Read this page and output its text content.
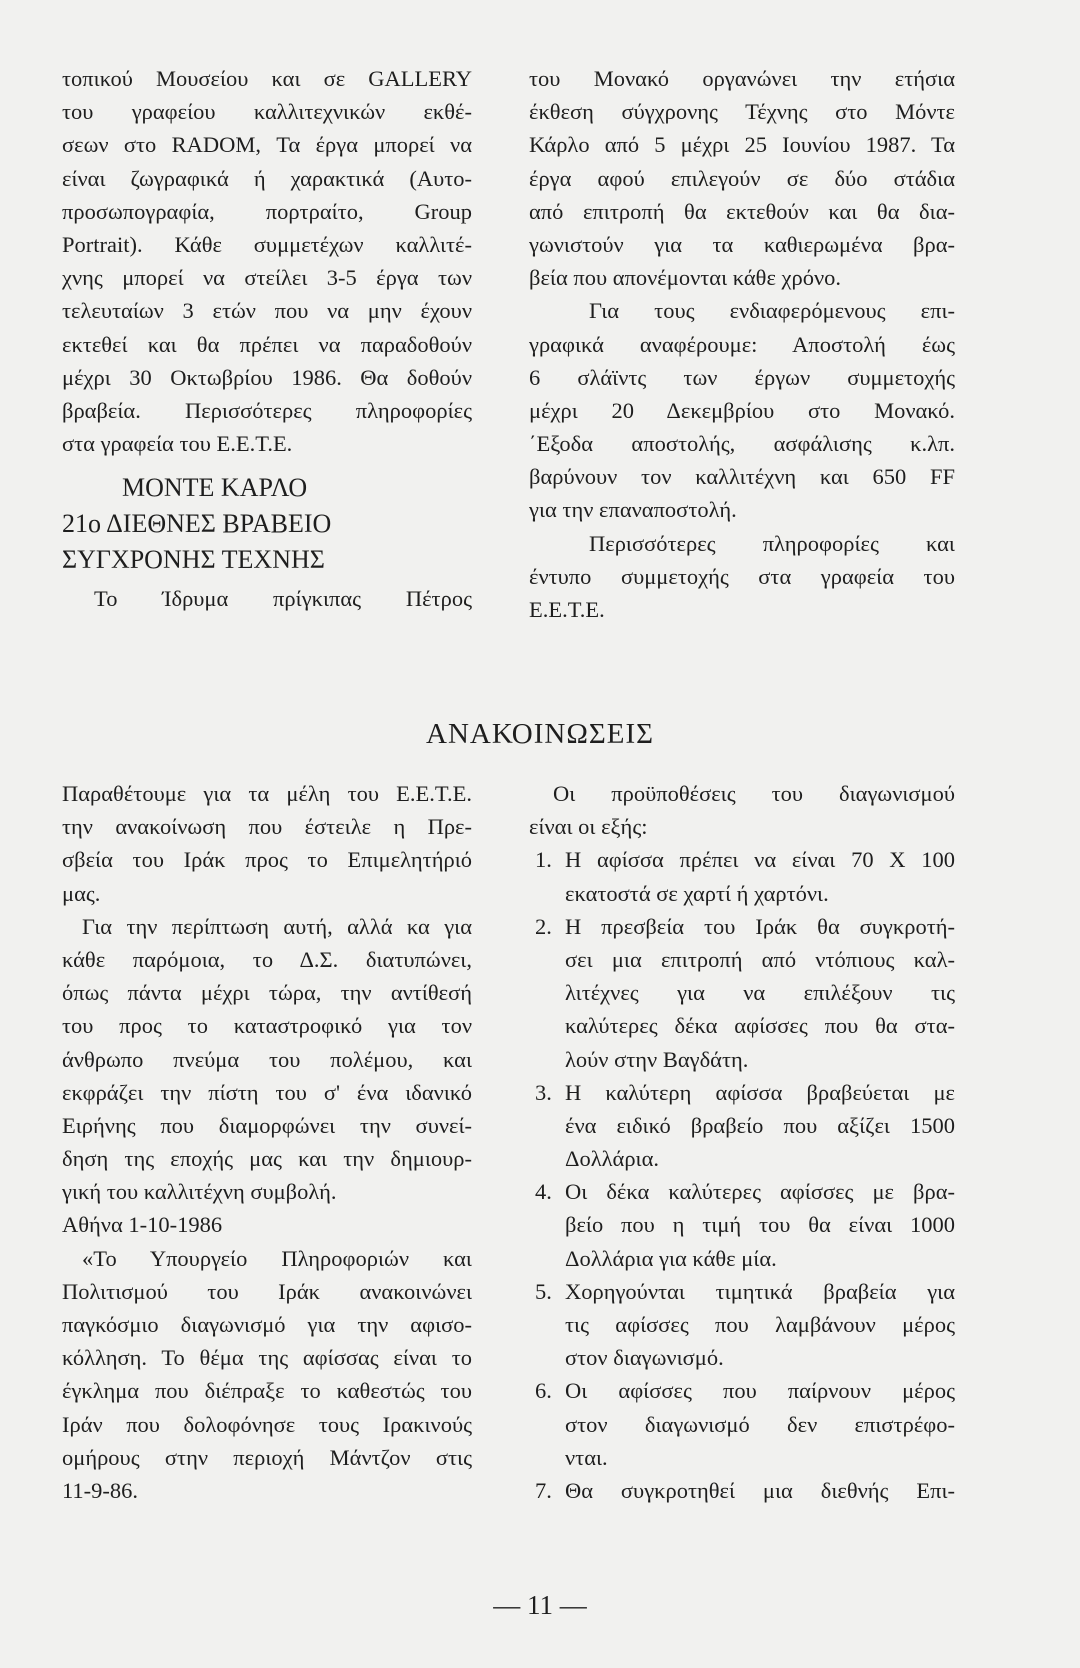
τοπικού Μουσείου και σε GALLERY
του γραφείου καλλιτεχνικών εκθέ-
σεων στο RADOM, Τα έργα μπορεί να
είναι ζωγραφικά ή χαρακτικά (Αυτο-
προσωπογραφία, πορτραίτο, Group
Portrait). Κάθε συμμετέχων καλλιτέ-
χνης μπορεί να στείλει 3-5 έργα των
τελευταίων 3 ετών που να μην έχουν
εκτεθεί και θα πρέπει να παραδοθούν
μέχρι 30 Οκτωβρίου 1986. Θα δοθούν
βραβεία. Περισσότερες πληροφορίες
στα γραφεία του Ε.Ε.Τ.Ε.
ΜΟΝΤΕ ΚΑΡΛΟ
21ο ΔΙΕΘΝΕΣ ΒΡΑΒΕΙΟ
ΣΥΓΧΡΟΝΗΣ ΤΕΧΝΗΣ
Το Ίδρυμα πρίγκιπας Πέτρος
του Μονακό οργανώνει την ετήσια
έκθεση σύγχρονης Τέχνης στο Μόντε
Κάρλο από 5 μέχρι 25 Ιουνίου 1987. Τα
έργα αφού επιλεγούν σε δύο στάδια
από επιτροπή θα εκτεθούν και θα δια-
γωνιστούν για τα καθιερωμένα βρα-
βεία που απονέμονται κάθε χρόνο.
Για τους ενδιαφερόμενους επι-
γραφικά αναφέρουμε: Αποστολή έως
6 σλάϊντς των έργων συμμετοχής
μέχρι 20 Δεκεμβρίου στο Μονακό.
΄Εξοδα αποστολής, ασφάλισης κ.λπ.
βαρύνουν τον καλλιτέχνη και 650 FF
για την επαναποστολή.
Περισσότερες πληροφορίες και
έντυπο συμμετοχής στα γραφεία του
Ε.Ε.Τ.Ε.
ΑΝΑΚΟΙΝΩΣΕΙΣ
Παραθέτουμε για τα μέλη του Ε.Ε.Τ.Ε.
την ανακοίνωση που έστειλε η Πρε-
σβεία του Ιράκ προς το Επιμελητήριό
μας.
Για την περίπτωση αυτή, αλλά κα για
κάθε παρόμοια, το Δ.Σ. διατυπώνει,
όπως πάντα μέχρι τώρα, την αντίθεσή
του προς το καταστροφικό για τον
άνθρωπο πνεύμα του πολέμου, και
εκφράζει την πίστη του σ' ένα ιδανικό
Ειρήνης που διαμορφώνει την συνεί-
δηση της εποχής μας και την δημιουρ-
γική του καλλιτέχνη συμβολή.
Αθήνα 1-10-1986
«Το Υπουργείο Πληροφοριών και
Πολιτισμού του Ιράκ ανακοινώνει
παγκόσμιο διαγωνισμό για την αφισο-
κόλληση. Το θέμα της αφίσσας είναι το
έγκλημα που διέπραξε το καθεστώς του
Ιράν που δολοφόνησε τους Ιρακινούς
ομήρους στην περιοχή Μάντζον στις
11-9-86.
Οι προϋποθέσεις του διαγωνισμού
είναι οι εξής:
1. Η αφίσσα πρέπει να είναι 70 Χ 100
εκατοστά σε χαρτί ή χαρτόνι.
2. Η πρεσβεία του Ιράκ θα συγκροτή-
σει μια επιτροπή από ντόπιους καλ-
λιτέχνες για να επιλέξουν τις
καλύτερες δέκα αφίσσες που θα στα-
λούν στην Βαγδάτη.
3. Η καλύτερη αφίσσα βραβεύεται με
ένα ειδικό βραβείο που αξίζει 1500
Δολλάρια.
4. Οι δέκα καλύτερες αφίσσες με βρα-
βείο που η τιμή του θα είναι 1000
Δολλάρια για κάθε μία.
5. Χορηγούνται τιμητικά βραβεία για
τις αφίσσες που λαμβάνουν μέρος
στον διαγωνισμό.
6. Οι αφίσσες που παίρνουν μέρος
στον διαγωνισμό δεν επιστρέφο-
νται.
7. Θα συγκροτηθεί μια διεθνής Επι-
— 11 —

----------

> **EXERCISE REQUIREMENTS**
Gather each line in the entries above where the string "Μονακό" is found.

> **WRITTEN REPLY**
του Μονακό οργανώνει την ετήσια
μέχρι 20 Δεκεμβρίου στο Μονακό.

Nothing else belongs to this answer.